**TASK DETAILS**:
Which lines in the items below contain the string "section"? Return each of those lines in full.

########

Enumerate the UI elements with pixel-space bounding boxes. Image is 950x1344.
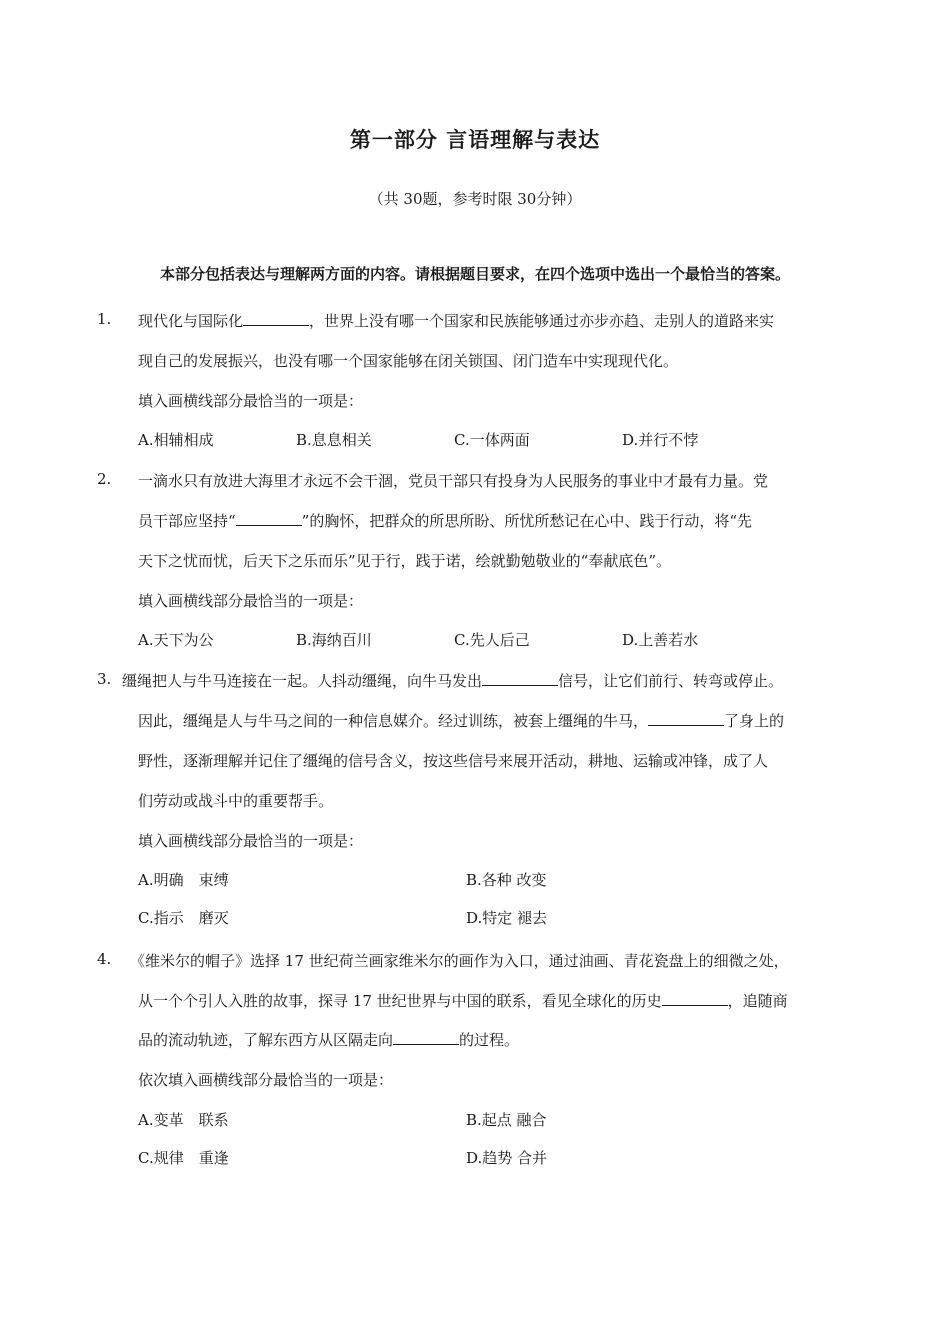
option-c[interactable]: C.先人后己	[454, 631, 530, 649]
option-a[interactable]: A.变革 联系	[138, 1111, 229, 1129]
answer-blank	[236, 511, 302, 526]
question-prompt: 依次填入画横线部分最恰当的一项是：	[138, 1071, 394, 1089]
text-fragment: ，追随商	[727, 992, 788, 1010]
section-subtitle: （共 30题，参考时限 30分钟）	[368, 190, 582, 208]
option-b[interactable]: B.各种 改变	[466, 871, 547, 889]
question-text-line: 现自己的发展振兴，也没有哪一个国家能够在闭关锁国、闭门造车中实现现代化。	[138, 352, 679, 370]
option-d[interactable]: D.上善若水	[622, 631, 699, 649]
text-fragment: ，世界上没有哪一个国家和民族能够通过亦步亦趋、走别人的道路来实	[309, 312, 775, 330]
text-fragment: ”的胸怀，把群众的所思所盼、所忧所愁记在心中、践于行动，将“先	[301, 512, 753, 530]
question-text-line: 们劳动或战斗中的重要帮手。	[138, 792, 334, 810]
question-number: 4.	[97, 950, 112, 968]
question-number: 2.	[97, 470, 112, 488]
question-number: 1.	[97, 310, 112, 328]
text-fragment: 因此，缰绳是人与牛马之间的一种信息媒介。经过训练，被套上缰绳的牛马，	[138, 712, 649, 730]
question-text-line	[138, 1029, 519, 1050]
text-fragment: 缰绳把人与牛马连接在一起。人抖动缰绳，向牛马发出	[122, 672, 483, 690]
option-d[interactable]: D.特定 褪去	[466, 909, 548, 927]
option-b[interactable]: B.息息相关	[296, 431, 372, 449]
question-text-line: 野性，逐渐理解并记住了缰绳的信号含义，按这些信号来展开活动，耕地、运输或冲锋，成了人	[138, 752, 769, 770]
text-fragment: 从一个个引人入胜的故事，探寻 17 世纪世界与中国的联系，看见全球化的历史	[138, 992, 662, 1010]
question-text-line	[138, 310, 774, 331]
question-prompt: 填入画横线部分最恰当的一项是：	[138, 592, 364, 610]
question-text-line: 《维米尔的帽子》选择 17 世纪荷兰画家维米尔的画作为入口，通过油画、青花瓷盘上的细微之处，	[130, 952, 789, 970]
question-number: 3.	[97, 670, 112, 688]
text-fragment: 的过程。	[459, 1031, 520, 1049]
question-prompt: 填入画横线部分最恰当的一项是：	[138, 832, 364, 850]
option-c[interactable]: C.指示 磨灭	[138, 909, 229, 927]
answer-blank	[662, 991, 728, 1006]
text-fragment: 现代化与国际化	[138, 312, 244, 330]
option-c[interactable]: C.规律 重逢	[138, 1149, 229, 1167]
option-b[interactable]: B.海纳百川	[296, 631, 372, 649]
question-text-line	[138, 990, 788, 1011]
answer-blank	[393, 1030, 459, 1045]
option-c[interactable]: C.一体两面	[454, 431, 530, 449]
option-a[interactable]: A.明确 束缚	[138, 871, 229, 889]
text-fragment: 了身上的	[724, 712, 785, 730]
section-instructions: 本部分包括表达与理解两方面的内容。请根据题目要求，在四个选项中选出一个最恰当的答案。	[159, 265, 790, 283]
question-text-line: 天下之忧而忧，后天下之乐而乐”见于行，践于诺，绘就勤勉敬业的“奉献底色”。	[138, 552, 672, 570]
answer-blank	[243, 311, 309, 326]
section-title: 第一部分 言语理解与表达	[349, 128, 601, 152]
answer-blank	[648, 711, 724, 726]
option-a[interactable]: A.相辅相成	[138, 431, 214, 449]
option-a[interactable]: A.天下为公	[138, 631, 214, 649]
option-d[interactable]: D.并行不悖	[622, 431, 699, 449]
option-d[interactable]: D.趋势 合并	[466, 1149, 548, 1167]
option-b[interactable]: B.起点 融合	[466, 1111, 547, 1129]
text-fragment: 员干部应坚持“	[138, 512, 236, 530]
question-text-line	[138, 510, 752, 531]
text-fragment: 品的流动轨迹，了解东西方从区隔走向	[138, 1031, 394, 1049]
text-fragment: 信号，让它们前行、转弯或停止。	[558, 672, 784, 690]
question-text-line: 一滴水只有放进大海里才永远不会干涸，党员干部只有投身为人民服务的事业中才最有力量。党	[138, 472, 769, 490]
question-text-line	[138, 710, 784, 731]
answer-blank	[482, 671, 558, 686]
question-prompt: 填入画横线部分最恰当的一项是：	[138, 392, 364, 410]
question-text-line	[122, 670, 783, 691]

########

**RESULT FOR THIS TASK**:
section-subtitle: （共 30题，参考时限 30分钟）	[368, 190, 582, 208]
section-instructions: 本部分包括表达与理解两方面的内容。请根据题目要求，在四个选项中选出一个最恰当的答案。	[159, 265, 790, 283]
section-title: 第一部分 言语理解与表达	[349, 128, 601, 152]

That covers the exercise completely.